§ YOUR OBJECTIVE
Copy the material word for word, starting at its first line and ending with the line that contains "video-card[interactable]: 0 0 00:10 无人机航拍风景区.mp4", both ends included.

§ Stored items
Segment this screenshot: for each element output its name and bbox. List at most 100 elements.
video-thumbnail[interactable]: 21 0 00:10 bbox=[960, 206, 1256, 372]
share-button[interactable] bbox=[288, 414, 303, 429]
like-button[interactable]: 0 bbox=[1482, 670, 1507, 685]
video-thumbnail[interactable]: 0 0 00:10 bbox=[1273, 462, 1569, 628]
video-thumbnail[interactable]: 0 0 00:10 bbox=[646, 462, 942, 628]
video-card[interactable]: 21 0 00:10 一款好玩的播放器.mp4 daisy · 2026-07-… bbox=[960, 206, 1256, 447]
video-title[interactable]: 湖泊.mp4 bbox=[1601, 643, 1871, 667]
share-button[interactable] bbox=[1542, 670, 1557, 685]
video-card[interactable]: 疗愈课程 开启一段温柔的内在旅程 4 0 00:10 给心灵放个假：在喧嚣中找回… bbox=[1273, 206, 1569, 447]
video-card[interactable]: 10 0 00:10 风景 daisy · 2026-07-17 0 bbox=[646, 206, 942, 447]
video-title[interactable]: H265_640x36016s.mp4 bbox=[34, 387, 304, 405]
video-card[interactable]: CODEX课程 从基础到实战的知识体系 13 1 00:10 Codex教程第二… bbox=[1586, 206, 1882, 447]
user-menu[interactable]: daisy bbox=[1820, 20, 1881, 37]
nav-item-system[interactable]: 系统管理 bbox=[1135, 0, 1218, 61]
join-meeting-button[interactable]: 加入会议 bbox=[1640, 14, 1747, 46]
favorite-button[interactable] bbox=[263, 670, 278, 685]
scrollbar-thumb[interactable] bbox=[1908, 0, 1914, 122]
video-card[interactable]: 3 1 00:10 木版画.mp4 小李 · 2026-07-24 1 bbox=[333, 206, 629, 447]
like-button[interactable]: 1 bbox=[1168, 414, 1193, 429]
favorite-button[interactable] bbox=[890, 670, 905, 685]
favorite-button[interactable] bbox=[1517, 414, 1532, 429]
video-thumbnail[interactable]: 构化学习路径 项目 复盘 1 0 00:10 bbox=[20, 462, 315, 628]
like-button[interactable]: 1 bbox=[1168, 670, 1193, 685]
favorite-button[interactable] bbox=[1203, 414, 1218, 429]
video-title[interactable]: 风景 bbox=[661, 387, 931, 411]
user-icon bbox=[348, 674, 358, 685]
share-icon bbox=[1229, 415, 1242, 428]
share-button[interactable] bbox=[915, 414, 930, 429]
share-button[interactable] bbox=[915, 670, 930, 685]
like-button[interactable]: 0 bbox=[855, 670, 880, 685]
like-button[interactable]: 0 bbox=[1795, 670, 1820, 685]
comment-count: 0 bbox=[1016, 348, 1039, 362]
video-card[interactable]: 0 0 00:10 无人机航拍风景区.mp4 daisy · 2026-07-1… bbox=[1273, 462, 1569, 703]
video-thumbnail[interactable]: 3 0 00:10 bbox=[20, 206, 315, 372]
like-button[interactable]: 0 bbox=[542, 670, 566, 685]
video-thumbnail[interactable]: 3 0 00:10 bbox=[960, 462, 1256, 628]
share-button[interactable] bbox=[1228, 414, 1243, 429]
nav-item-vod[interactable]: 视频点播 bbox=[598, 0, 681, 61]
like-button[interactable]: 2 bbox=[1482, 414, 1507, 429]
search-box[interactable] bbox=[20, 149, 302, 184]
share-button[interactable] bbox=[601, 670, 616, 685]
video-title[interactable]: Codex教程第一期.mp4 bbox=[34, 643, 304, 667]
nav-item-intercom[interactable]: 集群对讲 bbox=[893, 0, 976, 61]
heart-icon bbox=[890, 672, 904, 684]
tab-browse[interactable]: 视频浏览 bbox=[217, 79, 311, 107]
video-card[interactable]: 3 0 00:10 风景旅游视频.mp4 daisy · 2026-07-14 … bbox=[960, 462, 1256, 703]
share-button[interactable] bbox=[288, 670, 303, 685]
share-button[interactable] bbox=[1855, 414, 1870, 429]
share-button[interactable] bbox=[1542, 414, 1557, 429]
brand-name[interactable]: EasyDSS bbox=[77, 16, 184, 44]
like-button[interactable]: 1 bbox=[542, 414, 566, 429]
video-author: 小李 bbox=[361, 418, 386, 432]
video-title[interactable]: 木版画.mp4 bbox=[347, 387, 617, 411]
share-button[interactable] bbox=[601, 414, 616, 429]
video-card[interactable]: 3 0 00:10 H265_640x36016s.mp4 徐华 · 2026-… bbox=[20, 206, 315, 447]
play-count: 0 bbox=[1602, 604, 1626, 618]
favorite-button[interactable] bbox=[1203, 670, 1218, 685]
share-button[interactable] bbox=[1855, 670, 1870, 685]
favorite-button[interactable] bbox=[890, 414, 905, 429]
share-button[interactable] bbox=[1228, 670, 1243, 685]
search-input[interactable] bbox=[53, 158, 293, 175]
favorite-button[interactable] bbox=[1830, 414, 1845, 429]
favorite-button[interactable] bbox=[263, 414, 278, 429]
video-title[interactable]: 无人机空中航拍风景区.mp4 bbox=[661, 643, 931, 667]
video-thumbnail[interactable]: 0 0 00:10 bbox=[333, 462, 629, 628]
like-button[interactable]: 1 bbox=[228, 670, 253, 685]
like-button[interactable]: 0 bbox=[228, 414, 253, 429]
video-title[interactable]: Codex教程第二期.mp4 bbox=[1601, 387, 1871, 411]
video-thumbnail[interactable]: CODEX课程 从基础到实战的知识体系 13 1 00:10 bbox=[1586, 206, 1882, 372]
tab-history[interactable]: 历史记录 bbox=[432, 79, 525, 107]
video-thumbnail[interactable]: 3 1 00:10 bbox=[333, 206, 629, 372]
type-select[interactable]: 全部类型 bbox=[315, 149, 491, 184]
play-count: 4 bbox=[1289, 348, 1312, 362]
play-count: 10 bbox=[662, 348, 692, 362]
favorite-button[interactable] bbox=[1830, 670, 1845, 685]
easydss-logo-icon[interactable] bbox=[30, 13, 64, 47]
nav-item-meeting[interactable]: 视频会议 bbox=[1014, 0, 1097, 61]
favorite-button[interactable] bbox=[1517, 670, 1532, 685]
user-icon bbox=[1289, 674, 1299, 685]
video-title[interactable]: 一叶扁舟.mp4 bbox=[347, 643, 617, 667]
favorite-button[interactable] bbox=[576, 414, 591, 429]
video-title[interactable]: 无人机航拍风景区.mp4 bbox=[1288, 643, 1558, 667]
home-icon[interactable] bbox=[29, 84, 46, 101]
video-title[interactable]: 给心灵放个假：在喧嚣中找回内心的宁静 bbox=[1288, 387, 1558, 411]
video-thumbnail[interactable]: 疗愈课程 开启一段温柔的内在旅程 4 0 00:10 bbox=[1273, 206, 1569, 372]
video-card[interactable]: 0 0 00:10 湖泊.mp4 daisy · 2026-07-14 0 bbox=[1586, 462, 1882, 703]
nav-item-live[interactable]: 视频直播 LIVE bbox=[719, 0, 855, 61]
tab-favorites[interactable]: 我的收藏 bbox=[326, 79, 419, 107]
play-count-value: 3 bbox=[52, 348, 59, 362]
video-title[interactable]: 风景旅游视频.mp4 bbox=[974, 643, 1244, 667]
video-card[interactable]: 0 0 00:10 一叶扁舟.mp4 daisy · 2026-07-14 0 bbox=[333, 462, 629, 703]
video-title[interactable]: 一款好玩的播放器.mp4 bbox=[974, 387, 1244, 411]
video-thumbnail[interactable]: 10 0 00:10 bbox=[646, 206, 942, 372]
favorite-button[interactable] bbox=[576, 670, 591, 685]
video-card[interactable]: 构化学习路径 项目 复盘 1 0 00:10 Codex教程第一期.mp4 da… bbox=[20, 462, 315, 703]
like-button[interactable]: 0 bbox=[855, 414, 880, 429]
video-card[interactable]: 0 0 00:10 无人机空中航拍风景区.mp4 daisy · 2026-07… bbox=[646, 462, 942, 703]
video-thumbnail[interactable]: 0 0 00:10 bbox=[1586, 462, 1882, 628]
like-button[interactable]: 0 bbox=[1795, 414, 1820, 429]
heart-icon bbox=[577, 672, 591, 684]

§ COMPLETE OUTPUT
Segment this screenshot: for each element output its name and bbox. List at most 100 elements.
video-thumbnail[interactable]: 21 0 00:10 bbox=[960, 206, 1256, 372]
share-button[interactable] bbox=[288, 414, 303, 429]
like-button[interactable]: 0 bbox=[1482, 670, 1507, 685]
video-thumbnail[interactable]: 0 0 00:10 bbox=[1273, 462, 1569, 628]
video-thumbnail[interactable]: 0 0 00:10 bbox=[646, 462, 942, 628]
video-card[interactable]: 21 0 00:10 一款好玩的播放器.mp4 daisy · 2026-07-… bbox=[960, 206, 1256, 447]
video-title[interactable]: 湖泊.mp4 bbox=[1601, 643, 1871, 667]
share-button[interactable] bbox=[1542, 670, 1557, 685]
video-card[interactable]: 疗愈课程 开启一段温柔的内在旅程 4 0 00:10 给心灵放个假：在喧嚣中找回… bbox=[1273, 206, 1569, 447]
video-card[interactable]: 10 0 00:10 风景 daisy · 2026-07-17 0 bbox=[646, 206, 942, 447]
video-title[interactable]: H265_640x36016s.mp4 bbox=[34, 387, 304, 405]
video-card[interactable]: CODEX课程 从基础到实战的知识体系 13 1 00:10 Codex教程第二… bbox=[1586, 206, 1882, 447]
user-menu[interactable]: daisy bbox=[1820, 20, 1881, 37]
nav-item-system[interactable]: 系统管理 bbox=[1135, 0, 1218, 61]
join-meeting-button[interactable]: 加入会议 bbox=[1640, 14, 1747, 46]
favorite-button[interactable] bbox=[263, 670, 278, 685]
scrollbar-thumb[interactable] bbox=[1908, 0, 1914, 122]
video-card[interactable]: 3 1 00:10 木版画.mp4 小李 · 2026-07-24 1 bbox=[333, 206, 629, 447]
like-button[interactable]: 1 bbox=[1168, 414, 1193, 429]
favorite-button[interactable] bbox=[890, 670, 905, 685]
favorite-button[interactable] bbox=[1517, 414, 1532, 429]
video-thumbnail[interactable]: 构化学习路径 项目 复盘 1 0 00:10 bbox=[20, 462, 315, 628]
like-button[interactable]: 1 bbox=[1168, 670, 1193, 685]
favorite-button[interactable] bbox=[1203, 414, 1218, 429]
video-title[interactable]: 风景 bbox=[661, 387, 931, 411]
user-icon bbox=[348, 674, 358, 685]
share-icon bbox=[1229, 415, 1242, 428]
share-button[interactable] bbox=[915, 414, 930, 429]
share-button[interactable] bbox=[915, 670, 930, 685]
like-button[interactable]: 0 bbox=[855, 670, 880, 685]
like-button[interactable]: 0 bbox=[1795, 670, 1820, 685]
comment-count: 0 bbox=[1016, 348, 1039, 362]
video-card[interactable]: 0 0 00:10 无人机航拍风景区.mp4 daisy · 2026-07-1… bbox=[1273, 462, 1569, 703]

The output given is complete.